* What is asked
Gather up all lines that carry the word "text".

Chart and figure data
--*--

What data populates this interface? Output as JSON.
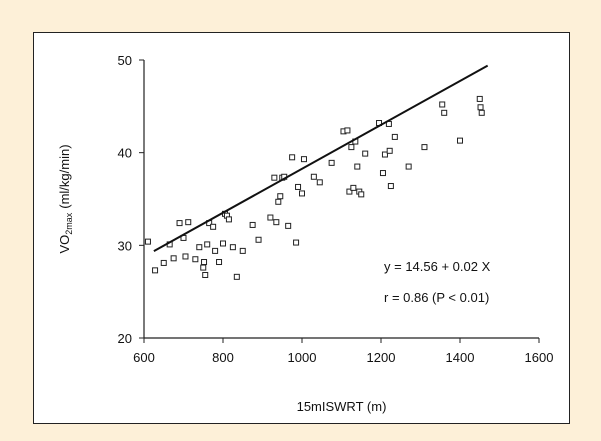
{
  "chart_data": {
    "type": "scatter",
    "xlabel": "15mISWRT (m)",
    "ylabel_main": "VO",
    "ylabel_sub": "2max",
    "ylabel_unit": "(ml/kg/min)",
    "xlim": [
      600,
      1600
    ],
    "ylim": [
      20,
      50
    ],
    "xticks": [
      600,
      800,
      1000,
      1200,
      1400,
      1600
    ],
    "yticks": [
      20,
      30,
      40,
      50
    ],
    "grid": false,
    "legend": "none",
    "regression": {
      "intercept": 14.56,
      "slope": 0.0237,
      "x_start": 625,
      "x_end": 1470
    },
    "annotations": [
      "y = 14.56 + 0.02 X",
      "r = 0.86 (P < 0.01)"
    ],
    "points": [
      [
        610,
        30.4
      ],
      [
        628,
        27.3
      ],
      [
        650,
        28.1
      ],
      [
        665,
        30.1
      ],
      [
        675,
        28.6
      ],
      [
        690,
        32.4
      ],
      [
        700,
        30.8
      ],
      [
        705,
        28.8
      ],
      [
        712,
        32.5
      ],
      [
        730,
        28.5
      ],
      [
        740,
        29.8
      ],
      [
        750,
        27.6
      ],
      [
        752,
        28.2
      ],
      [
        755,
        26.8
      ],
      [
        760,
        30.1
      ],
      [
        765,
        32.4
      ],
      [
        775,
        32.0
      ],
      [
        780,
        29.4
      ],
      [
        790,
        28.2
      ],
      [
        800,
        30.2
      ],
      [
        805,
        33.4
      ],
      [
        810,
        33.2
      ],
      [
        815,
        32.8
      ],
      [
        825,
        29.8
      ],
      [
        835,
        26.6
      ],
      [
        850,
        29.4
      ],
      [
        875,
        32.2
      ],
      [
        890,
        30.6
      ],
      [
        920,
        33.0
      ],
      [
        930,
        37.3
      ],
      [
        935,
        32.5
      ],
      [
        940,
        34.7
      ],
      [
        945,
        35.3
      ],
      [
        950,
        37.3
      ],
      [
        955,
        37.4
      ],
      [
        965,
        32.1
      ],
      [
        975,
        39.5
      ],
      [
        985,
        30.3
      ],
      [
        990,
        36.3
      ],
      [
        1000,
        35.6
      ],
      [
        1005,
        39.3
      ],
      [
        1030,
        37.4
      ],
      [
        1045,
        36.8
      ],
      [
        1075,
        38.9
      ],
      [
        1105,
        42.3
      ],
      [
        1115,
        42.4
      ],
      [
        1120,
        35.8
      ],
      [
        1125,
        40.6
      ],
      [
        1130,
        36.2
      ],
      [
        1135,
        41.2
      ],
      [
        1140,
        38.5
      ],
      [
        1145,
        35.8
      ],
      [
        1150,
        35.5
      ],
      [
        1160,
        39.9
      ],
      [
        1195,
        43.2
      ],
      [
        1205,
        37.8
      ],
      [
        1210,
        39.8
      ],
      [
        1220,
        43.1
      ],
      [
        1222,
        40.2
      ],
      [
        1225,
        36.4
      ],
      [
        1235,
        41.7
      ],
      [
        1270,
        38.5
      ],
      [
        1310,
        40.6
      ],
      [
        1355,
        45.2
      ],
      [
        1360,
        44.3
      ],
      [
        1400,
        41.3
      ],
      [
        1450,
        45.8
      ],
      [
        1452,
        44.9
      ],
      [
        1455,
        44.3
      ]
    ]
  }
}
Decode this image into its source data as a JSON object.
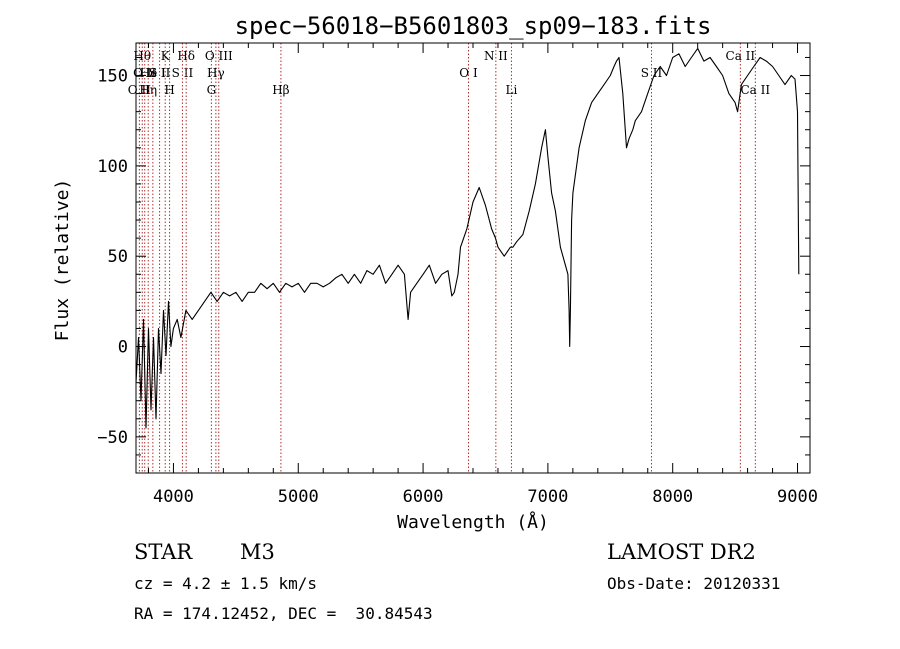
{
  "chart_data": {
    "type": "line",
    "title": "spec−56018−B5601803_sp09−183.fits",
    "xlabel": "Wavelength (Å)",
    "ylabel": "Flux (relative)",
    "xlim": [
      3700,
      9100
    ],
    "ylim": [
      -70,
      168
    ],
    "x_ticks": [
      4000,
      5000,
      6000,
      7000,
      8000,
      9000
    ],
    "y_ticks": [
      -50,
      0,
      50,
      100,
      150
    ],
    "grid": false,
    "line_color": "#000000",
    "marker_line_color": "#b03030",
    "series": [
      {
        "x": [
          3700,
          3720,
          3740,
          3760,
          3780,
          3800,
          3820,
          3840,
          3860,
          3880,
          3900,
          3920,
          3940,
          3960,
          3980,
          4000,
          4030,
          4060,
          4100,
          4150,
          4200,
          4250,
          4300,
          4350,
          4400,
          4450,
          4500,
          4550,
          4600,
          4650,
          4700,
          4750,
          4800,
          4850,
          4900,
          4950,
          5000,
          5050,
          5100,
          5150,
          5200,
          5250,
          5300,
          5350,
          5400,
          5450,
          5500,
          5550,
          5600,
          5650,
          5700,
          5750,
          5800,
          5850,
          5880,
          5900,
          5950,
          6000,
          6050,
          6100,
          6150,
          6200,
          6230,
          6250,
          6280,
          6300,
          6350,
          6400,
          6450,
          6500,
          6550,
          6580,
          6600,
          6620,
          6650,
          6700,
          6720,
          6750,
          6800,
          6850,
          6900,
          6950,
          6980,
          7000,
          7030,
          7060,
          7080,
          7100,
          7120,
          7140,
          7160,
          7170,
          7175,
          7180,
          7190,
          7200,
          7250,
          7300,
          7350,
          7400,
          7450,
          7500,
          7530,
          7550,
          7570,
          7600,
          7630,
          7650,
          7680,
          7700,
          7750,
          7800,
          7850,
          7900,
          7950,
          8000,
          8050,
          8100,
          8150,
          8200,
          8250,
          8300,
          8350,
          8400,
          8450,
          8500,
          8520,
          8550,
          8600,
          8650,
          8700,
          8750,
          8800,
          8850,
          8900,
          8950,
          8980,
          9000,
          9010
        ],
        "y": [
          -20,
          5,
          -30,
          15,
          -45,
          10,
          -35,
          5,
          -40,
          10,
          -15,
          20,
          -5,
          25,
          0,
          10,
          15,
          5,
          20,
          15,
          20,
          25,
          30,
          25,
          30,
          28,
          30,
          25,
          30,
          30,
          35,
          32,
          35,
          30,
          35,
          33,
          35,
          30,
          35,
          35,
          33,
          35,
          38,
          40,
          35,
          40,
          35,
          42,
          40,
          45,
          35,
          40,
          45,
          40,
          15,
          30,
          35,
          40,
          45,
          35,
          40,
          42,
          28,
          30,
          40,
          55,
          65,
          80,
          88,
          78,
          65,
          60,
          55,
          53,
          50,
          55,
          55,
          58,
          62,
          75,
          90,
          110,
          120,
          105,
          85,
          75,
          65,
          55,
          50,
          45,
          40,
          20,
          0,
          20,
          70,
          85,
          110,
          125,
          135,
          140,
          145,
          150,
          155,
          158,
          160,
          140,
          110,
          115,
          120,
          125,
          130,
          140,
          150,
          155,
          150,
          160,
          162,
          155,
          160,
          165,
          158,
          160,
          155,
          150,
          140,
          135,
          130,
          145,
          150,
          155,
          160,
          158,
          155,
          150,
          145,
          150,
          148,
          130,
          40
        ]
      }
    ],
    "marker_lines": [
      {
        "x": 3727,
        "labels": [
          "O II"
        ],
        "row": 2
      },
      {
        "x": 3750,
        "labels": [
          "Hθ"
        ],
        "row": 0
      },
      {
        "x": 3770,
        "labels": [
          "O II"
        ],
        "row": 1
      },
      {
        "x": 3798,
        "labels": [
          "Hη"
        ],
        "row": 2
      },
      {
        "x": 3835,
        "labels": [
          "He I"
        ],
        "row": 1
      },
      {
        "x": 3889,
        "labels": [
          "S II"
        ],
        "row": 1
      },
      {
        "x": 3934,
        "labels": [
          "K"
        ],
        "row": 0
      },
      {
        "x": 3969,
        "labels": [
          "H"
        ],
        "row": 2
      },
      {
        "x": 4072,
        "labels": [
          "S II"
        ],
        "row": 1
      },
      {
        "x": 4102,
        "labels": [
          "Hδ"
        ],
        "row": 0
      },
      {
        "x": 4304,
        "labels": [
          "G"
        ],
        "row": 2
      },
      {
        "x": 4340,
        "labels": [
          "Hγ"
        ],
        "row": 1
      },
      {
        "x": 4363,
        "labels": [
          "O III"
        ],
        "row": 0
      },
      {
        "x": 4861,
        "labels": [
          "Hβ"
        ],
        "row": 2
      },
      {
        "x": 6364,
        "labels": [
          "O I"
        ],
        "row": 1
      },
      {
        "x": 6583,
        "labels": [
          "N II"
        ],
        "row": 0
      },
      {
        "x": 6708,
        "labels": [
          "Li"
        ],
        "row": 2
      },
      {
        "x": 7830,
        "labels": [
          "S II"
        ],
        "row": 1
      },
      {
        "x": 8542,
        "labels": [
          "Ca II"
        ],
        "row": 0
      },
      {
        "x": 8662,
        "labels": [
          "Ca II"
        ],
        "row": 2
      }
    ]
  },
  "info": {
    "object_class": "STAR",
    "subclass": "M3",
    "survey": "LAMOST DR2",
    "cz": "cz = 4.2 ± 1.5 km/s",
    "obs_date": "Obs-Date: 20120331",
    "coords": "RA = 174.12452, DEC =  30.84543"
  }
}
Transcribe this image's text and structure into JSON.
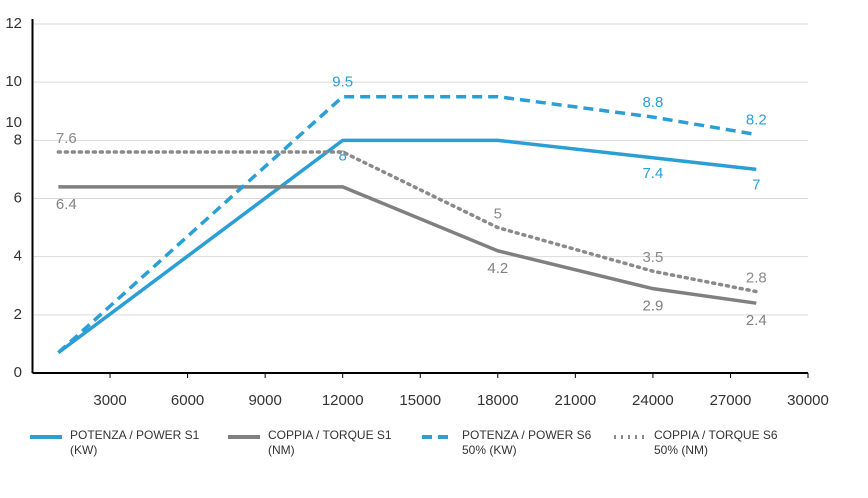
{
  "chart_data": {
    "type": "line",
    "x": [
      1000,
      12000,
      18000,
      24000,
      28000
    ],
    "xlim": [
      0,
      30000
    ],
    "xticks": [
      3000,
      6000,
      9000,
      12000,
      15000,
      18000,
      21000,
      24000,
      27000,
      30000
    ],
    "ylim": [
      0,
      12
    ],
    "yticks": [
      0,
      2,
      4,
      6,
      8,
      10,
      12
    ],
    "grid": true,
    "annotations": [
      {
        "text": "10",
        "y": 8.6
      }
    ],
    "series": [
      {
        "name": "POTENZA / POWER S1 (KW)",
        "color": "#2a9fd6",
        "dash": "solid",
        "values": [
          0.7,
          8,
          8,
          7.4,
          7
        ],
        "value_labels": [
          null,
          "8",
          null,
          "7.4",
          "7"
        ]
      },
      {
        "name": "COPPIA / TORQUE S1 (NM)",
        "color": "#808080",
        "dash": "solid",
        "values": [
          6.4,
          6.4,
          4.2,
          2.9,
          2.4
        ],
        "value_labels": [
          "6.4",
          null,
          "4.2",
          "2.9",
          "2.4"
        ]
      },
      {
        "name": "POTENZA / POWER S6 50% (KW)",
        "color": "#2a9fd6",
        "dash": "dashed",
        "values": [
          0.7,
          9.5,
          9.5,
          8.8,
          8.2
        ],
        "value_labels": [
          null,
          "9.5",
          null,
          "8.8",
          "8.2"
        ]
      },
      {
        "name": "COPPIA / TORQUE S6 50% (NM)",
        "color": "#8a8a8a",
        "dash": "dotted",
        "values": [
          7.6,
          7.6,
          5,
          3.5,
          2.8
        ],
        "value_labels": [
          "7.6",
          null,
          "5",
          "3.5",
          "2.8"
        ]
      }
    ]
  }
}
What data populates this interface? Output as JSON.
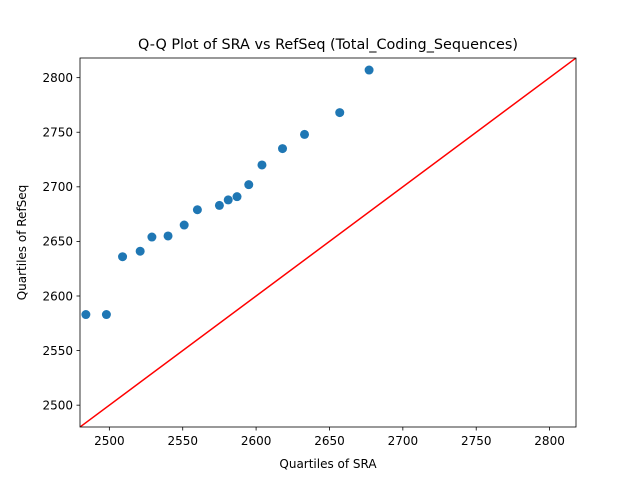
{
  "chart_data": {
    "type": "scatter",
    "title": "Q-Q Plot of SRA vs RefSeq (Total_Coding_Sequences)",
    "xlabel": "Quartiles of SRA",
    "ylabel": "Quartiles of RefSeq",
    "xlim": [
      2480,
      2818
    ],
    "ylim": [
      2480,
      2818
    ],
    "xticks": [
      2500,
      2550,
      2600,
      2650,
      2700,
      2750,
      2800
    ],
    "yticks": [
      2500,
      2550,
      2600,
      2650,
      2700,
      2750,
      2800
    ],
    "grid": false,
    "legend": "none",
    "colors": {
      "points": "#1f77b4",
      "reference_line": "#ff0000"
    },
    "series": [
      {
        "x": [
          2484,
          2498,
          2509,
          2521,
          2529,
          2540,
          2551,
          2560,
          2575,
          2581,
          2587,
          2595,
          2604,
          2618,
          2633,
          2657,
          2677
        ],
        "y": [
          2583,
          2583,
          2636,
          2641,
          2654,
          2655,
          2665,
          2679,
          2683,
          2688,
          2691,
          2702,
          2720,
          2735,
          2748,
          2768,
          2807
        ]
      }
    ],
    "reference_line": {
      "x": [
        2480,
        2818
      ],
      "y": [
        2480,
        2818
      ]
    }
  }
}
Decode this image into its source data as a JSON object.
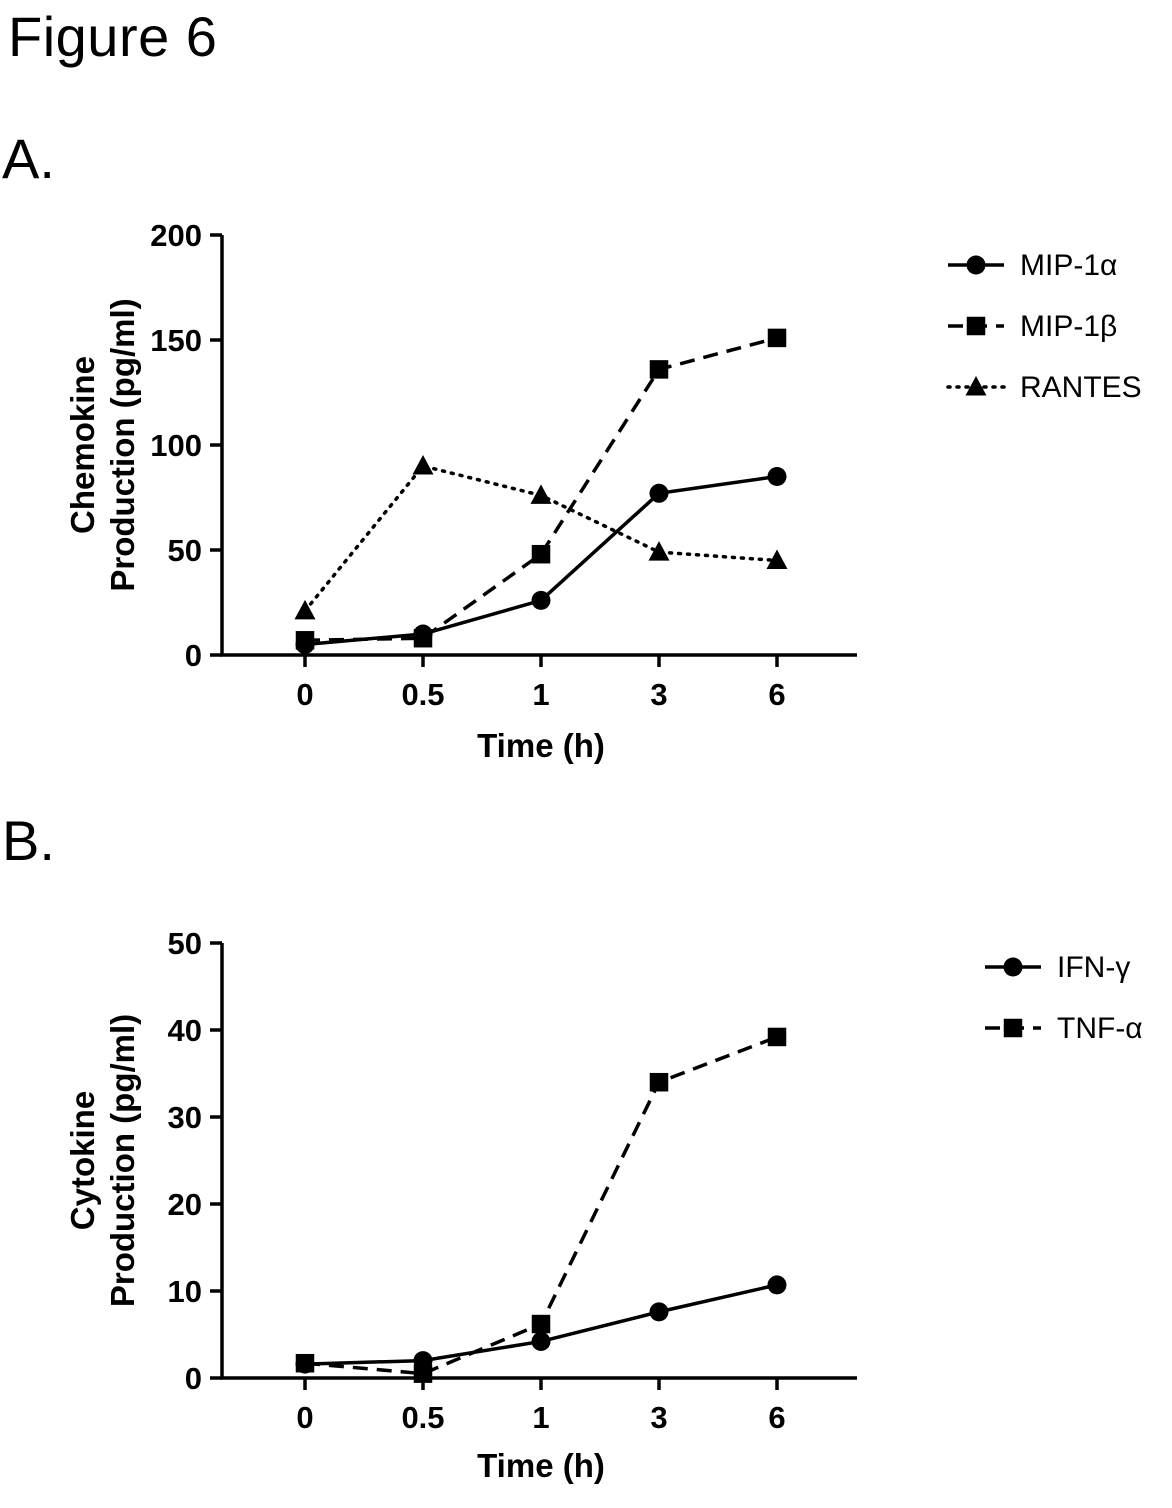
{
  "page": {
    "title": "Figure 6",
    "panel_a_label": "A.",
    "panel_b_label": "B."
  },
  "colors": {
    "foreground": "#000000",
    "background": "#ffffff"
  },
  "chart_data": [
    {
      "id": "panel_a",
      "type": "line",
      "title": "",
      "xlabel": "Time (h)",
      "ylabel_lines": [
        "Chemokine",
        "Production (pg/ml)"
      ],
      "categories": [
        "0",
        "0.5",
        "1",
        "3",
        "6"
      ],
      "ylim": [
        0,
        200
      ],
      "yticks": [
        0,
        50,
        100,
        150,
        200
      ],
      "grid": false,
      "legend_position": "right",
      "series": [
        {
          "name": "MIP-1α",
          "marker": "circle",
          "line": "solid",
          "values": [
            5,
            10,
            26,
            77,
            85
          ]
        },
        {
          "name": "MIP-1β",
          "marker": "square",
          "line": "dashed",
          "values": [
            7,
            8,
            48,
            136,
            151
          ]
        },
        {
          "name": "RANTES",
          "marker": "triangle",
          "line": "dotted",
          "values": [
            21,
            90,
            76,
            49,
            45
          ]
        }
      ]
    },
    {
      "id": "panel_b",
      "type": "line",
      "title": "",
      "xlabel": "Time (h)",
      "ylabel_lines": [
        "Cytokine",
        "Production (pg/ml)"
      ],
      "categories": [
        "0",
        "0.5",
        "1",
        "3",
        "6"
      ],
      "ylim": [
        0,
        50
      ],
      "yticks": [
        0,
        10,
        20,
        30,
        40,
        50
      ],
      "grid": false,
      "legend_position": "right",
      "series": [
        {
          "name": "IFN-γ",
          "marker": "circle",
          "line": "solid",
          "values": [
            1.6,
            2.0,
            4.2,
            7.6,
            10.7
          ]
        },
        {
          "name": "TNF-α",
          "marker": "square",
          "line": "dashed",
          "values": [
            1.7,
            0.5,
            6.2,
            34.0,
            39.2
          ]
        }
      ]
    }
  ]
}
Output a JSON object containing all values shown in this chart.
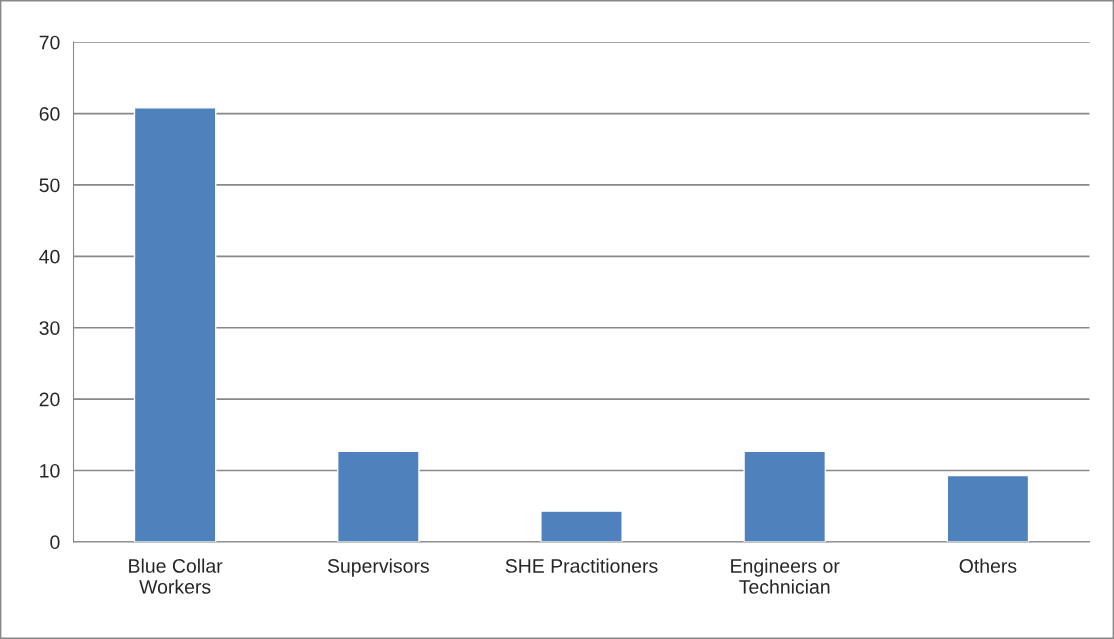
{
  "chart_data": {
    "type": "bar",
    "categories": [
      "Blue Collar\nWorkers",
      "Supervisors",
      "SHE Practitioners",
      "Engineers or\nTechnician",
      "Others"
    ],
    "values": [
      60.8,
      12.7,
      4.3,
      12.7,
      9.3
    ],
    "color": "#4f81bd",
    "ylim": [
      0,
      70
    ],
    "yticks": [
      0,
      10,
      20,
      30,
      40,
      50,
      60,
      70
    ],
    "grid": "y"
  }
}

--*--

* Complete answer
Transcribe this image's text and structure into JSON.
        "text": "10",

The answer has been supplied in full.